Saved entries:
○ ○ ○ ○ ○ ○ ○
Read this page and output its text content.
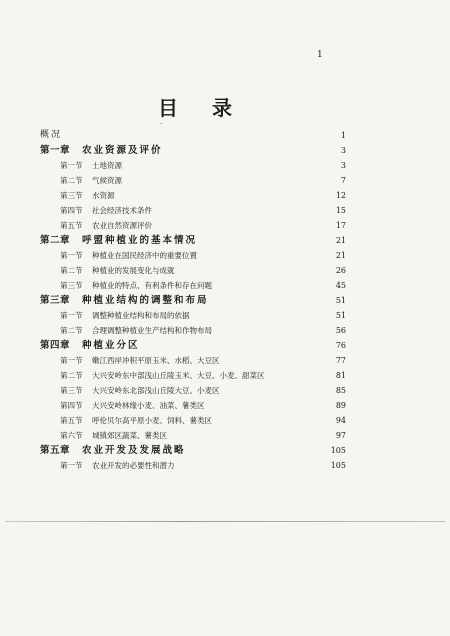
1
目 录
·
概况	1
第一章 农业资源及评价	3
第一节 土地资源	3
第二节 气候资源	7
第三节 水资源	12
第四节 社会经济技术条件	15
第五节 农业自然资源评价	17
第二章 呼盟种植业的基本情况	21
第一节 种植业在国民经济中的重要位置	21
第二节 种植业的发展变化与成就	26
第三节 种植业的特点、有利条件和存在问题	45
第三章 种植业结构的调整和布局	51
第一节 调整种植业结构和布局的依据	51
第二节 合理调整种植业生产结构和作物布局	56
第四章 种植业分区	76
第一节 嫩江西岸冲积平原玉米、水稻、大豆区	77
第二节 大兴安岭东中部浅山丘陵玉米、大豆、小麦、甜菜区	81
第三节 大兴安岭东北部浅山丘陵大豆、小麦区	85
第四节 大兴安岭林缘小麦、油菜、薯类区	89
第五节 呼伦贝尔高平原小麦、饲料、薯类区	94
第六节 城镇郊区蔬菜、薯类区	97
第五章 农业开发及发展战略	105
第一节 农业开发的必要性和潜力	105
○ ○ ○ ○ ○ ○ ○
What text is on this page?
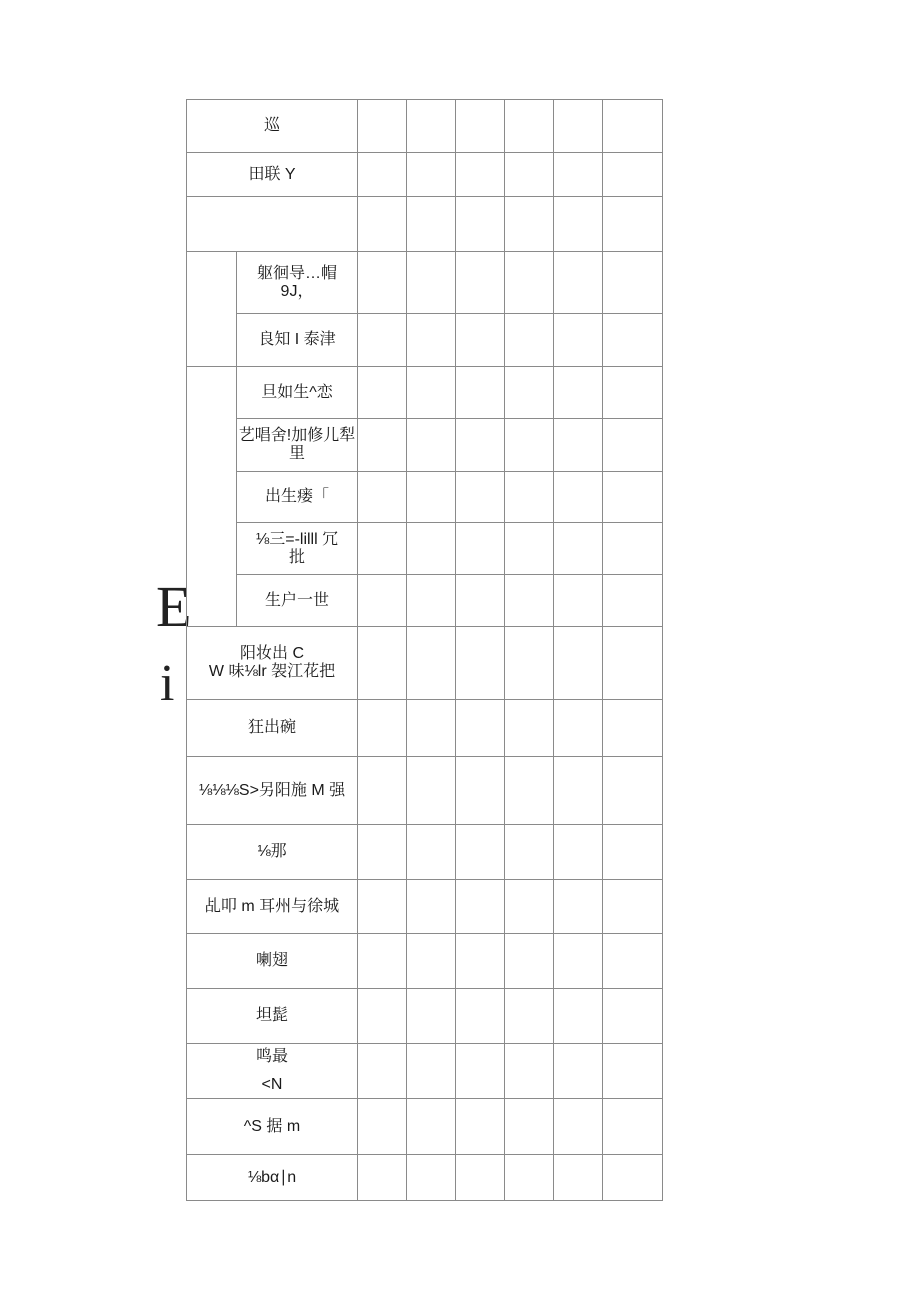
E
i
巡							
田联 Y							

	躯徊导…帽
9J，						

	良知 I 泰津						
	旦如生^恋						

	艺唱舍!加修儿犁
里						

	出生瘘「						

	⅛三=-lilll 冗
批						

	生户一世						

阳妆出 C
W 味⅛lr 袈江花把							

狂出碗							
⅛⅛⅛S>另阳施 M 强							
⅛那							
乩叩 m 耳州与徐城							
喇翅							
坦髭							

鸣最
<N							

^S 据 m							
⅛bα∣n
○ ○ ○ ○ ○ ○ ○
#### [What the task asks]
The word "page" appears in how many lines of the records? Give the number only.

#### [Response]
2